| AIM |
Please return, unchanged, the part of the material that opens with the line containing "374, 455, 382]" and closes with the line containing "- code-line: ustomSwagger2: [0, 28, 76, 49]".

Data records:
========
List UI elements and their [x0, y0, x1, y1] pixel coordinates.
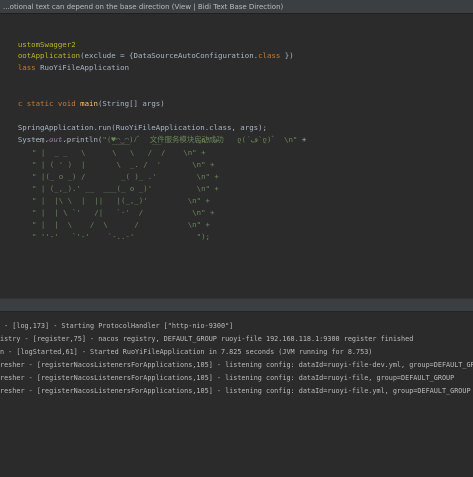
- log-line: resher - [registerNacosListenersForAppli…: [0, 374, 455, 382]
- ascii-art-line: " | | \ `' /| `-' / \n" +: [32, 208, 215, 217]
- keyword: class: [258, 51, 281, 60]
- code-line: ustomSwagger2: [0, 28, 76, 49]
- ascii-art-line: " .-------. ____ __ \n" +: [32, 136, 219, 145]
- code-line: c static void main(String[] args): [0, 87, 165, 108]
- code-line: ootApplication(exclude = {DataSourceAuto…: [0, 39, 294, 60]
- ascii-art-line: " ''-' `'-' `-..-' ");: [32, 232, 210, 241]
- ascii-art-line: " | _ _ \ \ \ / / \n" +: [32, 148, 206, 157]
- code-editor[interactable]: ustomSwagger2 ootApplication(exclude = {…: [0, 15, 473, 298]
- code-line: lass RuoYiFileApplication: [0, 51, 129, 72]
- ascii-art-line: " |(_ o _) / _( )_ .' \n" +: [32, 172, 219, 181]
- log-line: istry - [register,75] - nacos registry, …: [0, 335, 414, 343]
- ascii-art-line: " | (_,_).' __ ___(_ o _)' \n" +: [32, 184, 219, 193]
- class-name: RuoYiFileApplication: [40, 63, 130, 72]
- run-console[interactable]: - [log,173] - Starting ProtocolHandler […: [0, 312, 473, 477]
- log-line: n - [logStarted,61] - Started RuoYiFileA…: [0, 348, 373, 356]
- log-line: - [log,173] - Starting ProtocolHandler […: [0, 322, 234, 330]
- code-text: +: [297, 135, 307, 144]
- log-line: resher - [registerNacosListenersForAppli…: [0, 387, 471, 395]
- panel-divider[interactable]: [0, 298, 473, 312]
- ascii-art-line: " | | \ / \ / \n" +: [32, 220, 210, 229]
- code-text: }): [280, 51, 294, 60]
- keyword: static void: [26, 99, 81, 108]
- keyword: lass: [17, 63, 41, 72]
- code-line: SpringApplication.run(RuoYiFileApplicati…: [0, 111, 267, 132]
- code-line: System.out.println("(♥◠‿◠)ﾉﾞ 文件服务模块启动成功 …: [0, 123, 306, 144]
- method-name: main: [80, 99, 98, 108]
- code-text: (String[] args): [97, 99, 165, 108]
- keyword: c: [17, 99, 27, 108]
- ascii-art-line: " | ( ' ) | \ _. / ' \n" +: [32, 160, 215, 169]
- log-line: resher - [registerNacosListenersForAppli…: [0, 361, 473, 369]
- ascii-art-line: " | |\ \ | || |(_,_)' \n" +: [32, 196, 210, 205]
- tooltip-bar: ...otional text can depend on the base d…: [0, 0, 473, 14]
========
| REPLY |
- log-line: resher - [registerNacosListenersForAppli…: [0, 374, 455, 382]
- ascii-art-line: " | | \ `' /| `-' / \n" +: [32, 208, 215, 217]
- keyword: class: [258, 51, 281, 60]
- code-line: ustomSwagger2: [0, 28, 76, 49]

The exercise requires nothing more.